INPUT ROWS
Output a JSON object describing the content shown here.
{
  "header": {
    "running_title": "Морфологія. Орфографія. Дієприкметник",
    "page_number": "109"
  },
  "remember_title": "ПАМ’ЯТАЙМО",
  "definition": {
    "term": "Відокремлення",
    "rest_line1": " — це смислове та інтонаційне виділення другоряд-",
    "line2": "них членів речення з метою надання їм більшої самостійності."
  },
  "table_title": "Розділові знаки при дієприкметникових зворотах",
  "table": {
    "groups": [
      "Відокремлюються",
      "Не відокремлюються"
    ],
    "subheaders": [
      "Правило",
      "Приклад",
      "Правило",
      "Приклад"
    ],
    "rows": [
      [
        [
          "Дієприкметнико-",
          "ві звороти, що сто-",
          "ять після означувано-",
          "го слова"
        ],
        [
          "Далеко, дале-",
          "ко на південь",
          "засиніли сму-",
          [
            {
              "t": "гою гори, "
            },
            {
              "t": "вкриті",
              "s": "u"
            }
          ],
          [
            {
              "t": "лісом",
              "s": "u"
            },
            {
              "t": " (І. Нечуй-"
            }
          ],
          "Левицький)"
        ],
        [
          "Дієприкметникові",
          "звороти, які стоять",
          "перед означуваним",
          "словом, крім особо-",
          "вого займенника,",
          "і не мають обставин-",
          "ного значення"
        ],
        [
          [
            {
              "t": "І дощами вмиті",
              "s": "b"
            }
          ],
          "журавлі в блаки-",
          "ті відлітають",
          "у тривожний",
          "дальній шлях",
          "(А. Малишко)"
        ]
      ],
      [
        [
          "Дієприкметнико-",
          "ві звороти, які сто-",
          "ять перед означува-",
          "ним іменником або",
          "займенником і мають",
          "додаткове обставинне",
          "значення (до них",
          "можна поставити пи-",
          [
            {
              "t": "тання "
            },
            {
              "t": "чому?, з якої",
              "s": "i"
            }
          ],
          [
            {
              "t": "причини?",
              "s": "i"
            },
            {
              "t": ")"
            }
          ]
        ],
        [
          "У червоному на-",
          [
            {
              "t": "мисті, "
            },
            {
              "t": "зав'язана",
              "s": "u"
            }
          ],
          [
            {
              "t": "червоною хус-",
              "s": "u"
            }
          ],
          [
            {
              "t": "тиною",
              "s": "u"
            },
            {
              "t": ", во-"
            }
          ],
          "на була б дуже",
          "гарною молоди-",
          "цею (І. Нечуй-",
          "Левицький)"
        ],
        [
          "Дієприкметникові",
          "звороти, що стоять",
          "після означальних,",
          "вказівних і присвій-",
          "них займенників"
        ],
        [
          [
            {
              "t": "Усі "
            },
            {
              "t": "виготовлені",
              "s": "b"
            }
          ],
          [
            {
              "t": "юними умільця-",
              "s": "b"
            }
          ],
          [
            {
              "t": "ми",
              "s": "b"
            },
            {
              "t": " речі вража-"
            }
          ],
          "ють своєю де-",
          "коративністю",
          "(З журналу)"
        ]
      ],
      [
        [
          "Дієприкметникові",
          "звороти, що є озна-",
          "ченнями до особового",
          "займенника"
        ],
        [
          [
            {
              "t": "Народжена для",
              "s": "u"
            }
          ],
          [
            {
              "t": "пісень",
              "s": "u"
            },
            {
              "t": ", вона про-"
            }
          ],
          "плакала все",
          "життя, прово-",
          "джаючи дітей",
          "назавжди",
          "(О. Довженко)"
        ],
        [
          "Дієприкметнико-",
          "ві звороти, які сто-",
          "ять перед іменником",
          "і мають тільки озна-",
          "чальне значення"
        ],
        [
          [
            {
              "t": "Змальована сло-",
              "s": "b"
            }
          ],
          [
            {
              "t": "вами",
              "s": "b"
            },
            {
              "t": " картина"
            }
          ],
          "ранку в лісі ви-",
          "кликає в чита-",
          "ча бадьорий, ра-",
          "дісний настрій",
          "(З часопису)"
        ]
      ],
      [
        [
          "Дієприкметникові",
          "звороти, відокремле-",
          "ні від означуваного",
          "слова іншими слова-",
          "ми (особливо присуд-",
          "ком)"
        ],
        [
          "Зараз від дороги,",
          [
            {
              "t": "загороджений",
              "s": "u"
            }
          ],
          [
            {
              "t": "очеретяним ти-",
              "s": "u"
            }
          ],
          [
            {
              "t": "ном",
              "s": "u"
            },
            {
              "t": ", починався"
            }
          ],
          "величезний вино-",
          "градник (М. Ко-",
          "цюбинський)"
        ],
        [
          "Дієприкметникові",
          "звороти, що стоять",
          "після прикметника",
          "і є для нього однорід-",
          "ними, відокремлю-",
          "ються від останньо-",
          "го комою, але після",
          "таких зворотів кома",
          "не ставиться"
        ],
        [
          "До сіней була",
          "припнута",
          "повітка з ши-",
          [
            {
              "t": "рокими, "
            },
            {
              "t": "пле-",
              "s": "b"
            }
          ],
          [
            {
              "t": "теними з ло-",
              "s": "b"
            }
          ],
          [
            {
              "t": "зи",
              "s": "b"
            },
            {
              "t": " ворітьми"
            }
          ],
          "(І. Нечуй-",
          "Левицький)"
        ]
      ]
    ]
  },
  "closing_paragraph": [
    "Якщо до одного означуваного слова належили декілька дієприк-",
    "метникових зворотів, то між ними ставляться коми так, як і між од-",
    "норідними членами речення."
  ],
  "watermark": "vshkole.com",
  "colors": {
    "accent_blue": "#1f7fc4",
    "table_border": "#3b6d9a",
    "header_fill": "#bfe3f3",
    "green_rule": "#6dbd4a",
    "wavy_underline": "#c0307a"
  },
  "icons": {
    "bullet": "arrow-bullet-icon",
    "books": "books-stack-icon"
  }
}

TASK STATEMENT
Please output every record, keeping each line exact.

WORKED SOLUTION
Output a JSON object describing the content shown here.
{
  "header": {
    "running_title": "Морфологія. Орфографія. Дієприкметник",
    "page_number": "109"
  },
  "remember_title": "ПАМ’ЯТАЙМО",
  "definition": {
    "term": "Відокремлення",
    "rest_line1": " — це смислове та інтонаційне виділення другоряд-",
    "line2": "них членів речення з метою надання їм більшої самостійності."
  },
  "table_title": "Розділові знаки при дієприкметникових зворотах",
  "table": {
    "groups": [
      "Відокремлюються",
      "Не відокремлюються"
    ],
    "subheaders": [
      "Правило",
      "Приклад",
      "Правило",
      "Приклад"
    ],
    "rows": [
      [
        [
          "Дієприкметнико-",
          "ві звороти, що сто-",
          "ять після означувано-",
          "го слова"
        ],
        [
          "Далеко, дале-",
          "ко на південь",
          "засиніли сму-",
          [
            {
              "t": "гою гори, "
            },
            {
              "t": "вкриті",
              "s": "u"
            }
          ],
          [
            {
              "t": "лісом",
              "s": "u"
            },
            {
              "t": " (І. Нечуй-"
            }
          ],
          "Левицький)"
        ],
        [
          "Дієприкметникові",
          "звороти, які стоять",
          "перед означуваним",
          "словом, крім особо-",
          "вого займенника,",
          "і не мають обставин-",
          "ного значення"
        ],
        [
          [
            {
              "t": "І дощами вмиті",
              "s": "b"
            }
          ],
          "журавлі в блаки-",
          "ті відлітають",
          "у тривожний",
          "дальній шлях",
          "(А. Малишко)"
        ]
      ],
      [
        [
          "Дієприкметнико-",
          "ві звороти, які сто-",
          "ять перед означува-",
          "ним іменником або",
          "займенником і мають",
          "додаткове обставинне",
          "значення (до них",
          "можна поставити пи-",
          [
            {
              "t": "тання "
            },
            {
              "t": "чому?, з якої",
              "s": "i"
            }
          ],
          [
            {
              "t": "причини?",
              "s": "i"
            },
            {
              "t": ")"
            }
          ]
        ],
        [
          "У червоному на-",
          [
            {
              "t": "мисті, "
            },
            {
              "t": "зав'язана",
              "s": "u"
            }
          ],
          [
            {
              "t": "червоною хус-",
              "s": "u"
            }
          ],
          [
            {
              "t": "тиною",
              "s": "u"
            },
            {
              "t": ", во-"
            }
          ],
          "на була б дуже",
          "гарною молоди-",
          "цею (І. Нечуй-",
          "Левицький)"
        ],
        [
          "Дієприкметникові",
          "звороти, що стоять",
          "після означальних,",
          "вказівних і присвій-",
          "них займенників"
        ],
        [
          [
            {
              "t": "Усі "
            },
            {
              "t": "виготовлені",
              "s": "b"
            }
          ],
          [
            {
              "t": "юними умільця-",
              "s": "b"
            }
          ],
          [
            {
              "t": "ми",
              "s": "b"
            },
            {
              "t": " речі вража-"
            }
          ],
          "ють своєю де-",
          "коративністю",
          "(З журналу)"
        ]
      ],
      [
        [
          "Дієприкметникові",
          "звороти, що є озна-",
          "ченнями до особового",
          "займенника"
        ],
        [
          [
            {
              "t": "Народжена для",
              "s": "u"
            }
          ],
          [
            {
              "t": "пісень",
              "s": "u"
            },
            {
              "t": ", вона про-"
            }
          ],
          "плакала все",
          "життя, прово-",
          "джаючи дітей",
          "назавжди",
          "(О. Довженко)"
        ],
        [
          "Дієприкметнико-",
          "ві звороти, які сто-",
          "ять перед іменником",
          "і мають тільки озна-",
          "чальне значення"
        ],
        [
          [
            {
              "t": "Змальована сло-",
              "s": "b"
            }
          ],
          [
            {
              "t": "вами",
              "s": "b"
            },
            {
              "t": " картина"
            }
          ],
          "ранку в лісі ви-",
          "кликає в чита-",
          "ча бадьорий, ра-",
          "дісний настрій",
          "(З часопису)"
        ]
      ],
      [
        [
          "Дієприкметникові",
          "звороти, відокремле-",
          "ні від означуваного",
          "слова іншими слова-",
          "ми (особливо присуд-",
          "ком)"
        ],
        [
          "Зараз від дороги,",
          [
            {
              "t": "загороджений",
              "s": "u"
            }
          ],
          [
            {
              "t": "очеретяним ти-",
              "s": "u"
            }
          ],
          [
            {
              "t": "ном",
              "s": "u"
            },
            {
              "t": ", починався"
            }
          ],
          "величезний вино-",
          "градник (М. Ко-",
          "цюбинський)"
        ],
        [
          "Дієприкметникові",
          "звороти, що стоять",
          "після прикметника",
          "і є для нього однорід-",
          "ними, відокремлю-",
          "ються від останньо-",
          "го комою, але після",
          "таких зворотів кома",
          "не ставиться"
        ],
        [
          "До сіней була",
          "припнута",
          "повітка з ши-",
          [
            {
              "t": "рокими, "
            },
            {
              "t": "пле-",
              "s": "b"
            }
          ],
          [
            {
              "t": "теними з ло-",
              "s": "b"
            }
          ],
          [
            {
              "t": "зи",
              "s": "b"
            },
            {
              "t": " ворітьми"
            }
          ],
          "(І. Нечуй-",
          "Левицький)"
        ]
      ]
    ]
  },
  "closing_paragraph": [
    "Якщо до одного означуваного слова належили декілька дієприк-",
    "метникових зворотів, то між ними ставляться коми так, як і між од-",
    "норідними членами речення."
  ],
  "watermark": "vshkole.com",
  "colors": {
    "accent_blue": "#1f7fc4",
    "table_border": "#3b6d9a",
    "header_fill": "#bfe3f3",
    "green_rule": "#6dbd4a",
    "wavy_underline": "#c0307a"
  },
  "icons": {
    "bullet": "arrow-bullet-icon",
    "books": "books-stack-icon"
  }
}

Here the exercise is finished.